- Instruction
The records are to be restated in their entirety, word for word.

- Data provided
———

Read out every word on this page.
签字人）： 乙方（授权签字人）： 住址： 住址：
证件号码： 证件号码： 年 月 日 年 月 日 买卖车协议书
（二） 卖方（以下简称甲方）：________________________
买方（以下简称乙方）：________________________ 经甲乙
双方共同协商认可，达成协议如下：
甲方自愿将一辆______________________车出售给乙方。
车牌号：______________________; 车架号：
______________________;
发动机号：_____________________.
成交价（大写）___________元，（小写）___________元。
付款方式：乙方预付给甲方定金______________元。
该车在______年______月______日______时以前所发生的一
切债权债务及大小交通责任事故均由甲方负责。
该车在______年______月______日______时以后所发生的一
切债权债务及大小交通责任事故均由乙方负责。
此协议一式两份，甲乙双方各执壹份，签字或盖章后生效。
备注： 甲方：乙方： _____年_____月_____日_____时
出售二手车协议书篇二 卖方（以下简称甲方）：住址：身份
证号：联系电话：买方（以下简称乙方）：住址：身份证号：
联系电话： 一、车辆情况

———

- Written solution
Read out every word on this page.
签字人）： 乙方（授权签字人）： 住址： 住址：
证件号码： 证件号码： 年 月 日 年 月 日 买卖车协议书
（二） 卖方（以下简称甲方）：________________________
买方（以下简称乙方）：________________________ 经甲乙
双方共同协商认可，达成协议如下：
甲方自愿将一辆______________________车出售给乙方。
车牌号：______________________; 车架号：
______________________;
发动机号：_____________________.
成交价（大写）___________元，（小写）___________元。
付款方式：乙方预付给甲方定金______________元。
该车在______年______月______日______时以前所发生的一
切债权债务及大小交通责任事故均由甲方负责。
该车在______年______月______日______时以后所发生的一
切债权债务及大小交通责任事故均由乙方负责。
此协议一式两份，甲乙双方各执壹份，签字或盖章后生效。
备注： 甲方：乙方： _____年_____月_____日_____时
出售二手车协议书篇二 卖方（以下简称甲方）：住址：身份
证号：联系电话：买方（以下简称乙方）：住址：身份证号：
联系电话： 一、车辆情况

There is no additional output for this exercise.